STATED TASK:
Below are entries to be transcribed exactly; exclude the pictures from the copy.

* Start RECORD SET *

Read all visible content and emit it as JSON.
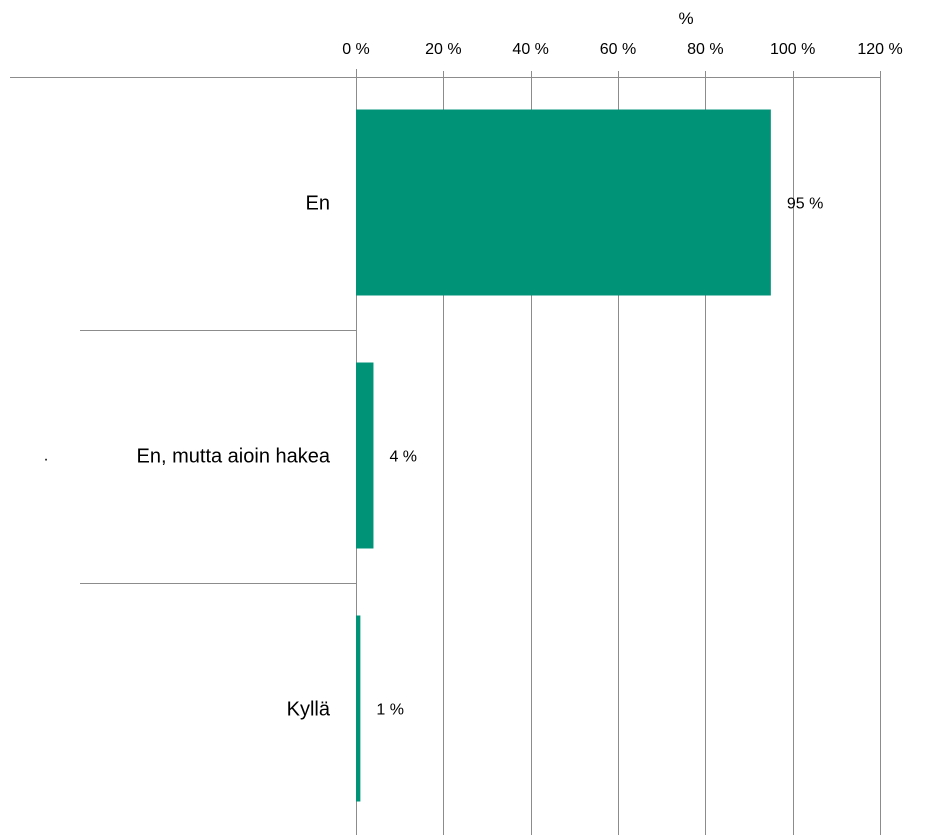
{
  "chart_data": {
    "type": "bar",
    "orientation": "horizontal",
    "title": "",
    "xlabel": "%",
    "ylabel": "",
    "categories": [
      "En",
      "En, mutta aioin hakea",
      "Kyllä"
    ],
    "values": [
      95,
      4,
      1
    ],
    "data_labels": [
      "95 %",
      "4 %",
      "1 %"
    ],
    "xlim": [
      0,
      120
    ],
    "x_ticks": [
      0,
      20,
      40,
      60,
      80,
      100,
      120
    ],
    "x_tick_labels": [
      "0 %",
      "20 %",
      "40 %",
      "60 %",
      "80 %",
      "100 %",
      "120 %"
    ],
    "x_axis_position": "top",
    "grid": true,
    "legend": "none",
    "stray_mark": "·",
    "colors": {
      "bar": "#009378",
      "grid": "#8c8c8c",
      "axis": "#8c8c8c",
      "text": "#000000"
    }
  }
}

* End RECORD SET *

ANSWER IN FULL:
Read all visible content and emit it as JSON.
{
  "chart_data": {
    "type": "bar",
    "orientation": "horizontal",
    "title": "",
    "xlabel": "%",
    "ylabel": "",
    "categories": [
      "En",
      "En, mutta aioin hakea",
      "Kyllä"
    ],
    "values": [
      95,
      4,
      1
    ],
    "data_labels": [
      "95 %",
      "4 %",
      "1 %"
    ],
    "xlim": [
      0,
      120
    ],
    "x_ticks": [
      0,
      20,
      40,
      60,
      80,
      100,
      120
    ],
    "x_tick_labels": [
      "0 %",
      "20 %",
      "40 %",
      "60 %",
      "80 %",
      "100 %",
      "120 %"
    ],
    "x_axis_position": "top",
    "grid": true,
    "legend": "none",
    "stray_mark": "·",
    "colors": {
      "bar": "#009378",
      "grid": "#8c8c8c",
      "axis": "#8c8c8c",
      "text": "#000000"
    }
  }
}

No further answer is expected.